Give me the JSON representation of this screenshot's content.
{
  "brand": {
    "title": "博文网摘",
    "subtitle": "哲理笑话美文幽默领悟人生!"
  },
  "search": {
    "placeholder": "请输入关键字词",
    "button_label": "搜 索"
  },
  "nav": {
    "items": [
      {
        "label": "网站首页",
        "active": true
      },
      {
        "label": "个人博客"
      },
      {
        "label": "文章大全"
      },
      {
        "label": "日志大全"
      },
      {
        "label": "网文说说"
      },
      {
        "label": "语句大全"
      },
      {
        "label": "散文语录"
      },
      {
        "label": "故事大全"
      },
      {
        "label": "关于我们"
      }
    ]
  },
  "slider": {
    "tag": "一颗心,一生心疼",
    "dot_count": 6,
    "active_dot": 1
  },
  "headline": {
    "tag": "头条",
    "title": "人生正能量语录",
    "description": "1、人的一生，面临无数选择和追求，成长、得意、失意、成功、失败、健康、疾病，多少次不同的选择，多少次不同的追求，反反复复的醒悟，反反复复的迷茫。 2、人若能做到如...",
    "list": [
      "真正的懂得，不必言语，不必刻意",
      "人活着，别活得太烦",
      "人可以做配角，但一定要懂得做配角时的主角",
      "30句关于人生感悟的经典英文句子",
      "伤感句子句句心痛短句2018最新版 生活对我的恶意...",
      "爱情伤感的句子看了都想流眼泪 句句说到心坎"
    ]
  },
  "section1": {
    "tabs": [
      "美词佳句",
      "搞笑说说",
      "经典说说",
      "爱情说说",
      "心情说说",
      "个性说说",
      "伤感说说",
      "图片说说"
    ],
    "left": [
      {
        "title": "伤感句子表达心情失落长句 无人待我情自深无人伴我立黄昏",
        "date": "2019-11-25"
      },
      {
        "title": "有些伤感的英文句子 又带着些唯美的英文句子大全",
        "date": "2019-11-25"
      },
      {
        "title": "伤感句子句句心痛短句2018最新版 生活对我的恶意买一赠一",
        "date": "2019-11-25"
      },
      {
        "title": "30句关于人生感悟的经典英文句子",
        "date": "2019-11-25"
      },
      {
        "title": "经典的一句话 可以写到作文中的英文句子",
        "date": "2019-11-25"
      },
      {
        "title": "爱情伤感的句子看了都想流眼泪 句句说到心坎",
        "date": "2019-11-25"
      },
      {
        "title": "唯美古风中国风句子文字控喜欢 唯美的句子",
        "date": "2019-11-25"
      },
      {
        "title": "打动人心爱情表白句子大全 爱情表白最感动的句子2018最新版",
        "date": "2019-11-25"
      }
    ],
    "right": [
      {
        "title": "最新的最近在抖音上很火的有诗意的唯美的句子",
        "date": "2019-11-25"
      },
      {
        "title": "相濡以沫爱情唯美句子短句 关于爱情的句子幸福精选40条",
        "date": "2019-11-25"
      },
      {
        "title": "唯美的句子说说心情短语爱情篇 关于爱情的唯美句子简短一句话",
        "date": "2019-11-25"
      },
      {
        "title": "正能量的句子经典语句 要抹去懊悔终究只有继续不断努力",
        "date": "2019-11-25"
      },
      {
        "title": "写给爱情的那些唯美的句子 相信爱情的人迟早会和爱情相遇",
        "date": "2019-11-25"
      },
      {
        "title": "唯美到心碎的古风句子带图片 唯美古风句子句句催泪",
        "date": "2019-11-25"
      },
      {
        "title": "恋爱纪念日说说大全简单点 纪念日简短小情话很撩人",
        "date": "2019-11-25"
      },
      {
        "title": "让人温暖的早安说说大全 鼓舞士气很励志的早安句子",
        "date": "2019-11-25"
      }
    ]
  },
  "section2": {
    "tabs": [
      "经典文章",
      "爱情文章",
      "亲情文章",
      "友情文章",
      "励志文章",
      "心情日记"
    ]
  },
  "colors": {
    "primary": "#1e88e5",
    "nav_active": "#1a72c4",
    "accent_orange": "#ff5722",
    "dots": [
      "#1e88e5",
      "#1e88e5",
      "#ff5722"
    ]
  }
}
--*--
### Problem to work on
Your task is to extract all of the records exactly.

### Answer
Give me the JSON representation of this screenshot's content.
{
  "brand": {
    "title": "博文网摘",
    "subtitle": "哲理笑话美文幽默领悟人生!"
  },
  "search": {
    "placeholder": "请输入关键字词",
    "button_label": "搜 索"
  },
  "nav": {
    "items": [
      {
        "label": "网站首页",
        "active": true
      },
      {
        "label": "个人博客"
      },
      {
        "label": "文章大全"
      },
      {
        "label": "日志大全"
      },
      {
        "label": "网文说说"
      },
      {
        "label": "语句大全"
      },
      {
        "label": "散文语录"
      },
      {
        "label": "故事大全"
      },
      {
        "label": "关于我们"
      }
    ]
  },
  "slider": {
    "tag": "一颗心,一生心疼",
    "dot_count": 6,
    "active_dot": 1
  },
  "headline": {
    "tag": "头条",
    "title": "人生正能量语录",
    "description": "1、人的一生，面临无数选择和追求，成长、得意、失意、成功、失败、健康、疾病，多少次不同的选择，多少次不同的追求，反反复复的醒悟，反反复复的迷茫。 2、人若能做到如...",
    "list": [
      "真正的懂得，不必言语，不必刻意",
      "人活着，别活得太烦",
      "人可以做配角，但一定要懂得做配角时的主角",
      "30句关于人生感悟的经典英文句子",
      "伤感句子句句心痛短句2018最新版 生活对我的恶意...",
      "爱情伤感的句子看了都想流眼泪 句句说到心坎"
    ]
  },
  "section1": {
    "tabs": [
      "美词佳句",
      "搞笑说说",
      "经典说说",
      "爱情说说",
      "心情说说",
      "个性说说",
      "伤感说说",
      "图片说说"
    ],
    "left": [
      {
        "title": "伤感句子表达心情失落长句 无人待我情自深无人伴我立黄昏",
        "date": "2019-11-25"
      },
      {
        "title": "有些伤感的英文句子 又带着些唯美的英文句子大全",
        "date": "2019-11-25"
      },
      {
        "title": "伤感句子句句心痛短句2018最新版 生活对我的恶意买一赠一",
        "date": "2019-11-25"
      },
      {
        "title": "30句关于人生感悟的经典英文句子",
        "date": "2019-11-25"
      },
      {
        "title": "经典的一句话 可以写到作文中的英文句子",
        "date": "2019-11-25"
      },
      {
        "title": "爱情伤感的句子看了都想流眼泪 句句说到心坎",
        "date": "2019-11-25"
      },
      {
        "title": "唯美古风中国风句子文字控喜欢 唯美的句子",
        "date": "2019-11-25"
      },
      {
        "title": "打动人心爱情表白句子大全 爱情表白最感动的句子2018最新版",
        "date": "2019-11-25"
      }
    ],
    "right": [
      {
        "title": "最新的最近在抖音上很火的有诗意的唯美的句子",
        "date": "2019-11-25"
      },
      {
        "title": "相濡以沫爱情唯美句子短句 关于爱情的句子幸福精选40条",
        "date": "2019-11-25"
      },
      {
        "title": "唯美的句子说说心情短语爱情篇 关于爱情的唯美句子简短一句话",
        "date": "2019-11-25"
      },
      {
        "title": "正能量的句子经典语句 要抹去懊悔终究只有继续不断努力",
        "date": "2019-11-25"
      },
      {
        "title": "写给爱情的那些唯美的句子 相信爱情的人迟早会和爱情相遇",
        "date": "2019-11-25"
      },
      {
        "title": "唯美到心碎的古风句子带图片 唯美古风句子句句催泪",
        "date": "2019-11-25"
      },
      {
        "title": "恋爱纪念日说说大全简单点 纪念日简短小情话很撩人",
        "date": "2019-11-25"
      },
      {
        "title": "让人温暖的早安说说大全 鼓舞士气很励志的早安句子",
        "date": "2019-11-25"
      }
    ]
  },
  "section2": {
    "tabs": [
      "经典文章",
      "爱情文章",
      "亲情文章",
      "友情文章",
      "励志文章",
      "心情日记"
    ]
  },
  "colors": {
    "primary": "#1e88e5",
    "nav_active": "#1a72c4",
    "accent_orange": "#ff5722",
    "dots": [
      "#1e88e5",
      "#1e88e5",
      "#ff5722"
    ]
  }
}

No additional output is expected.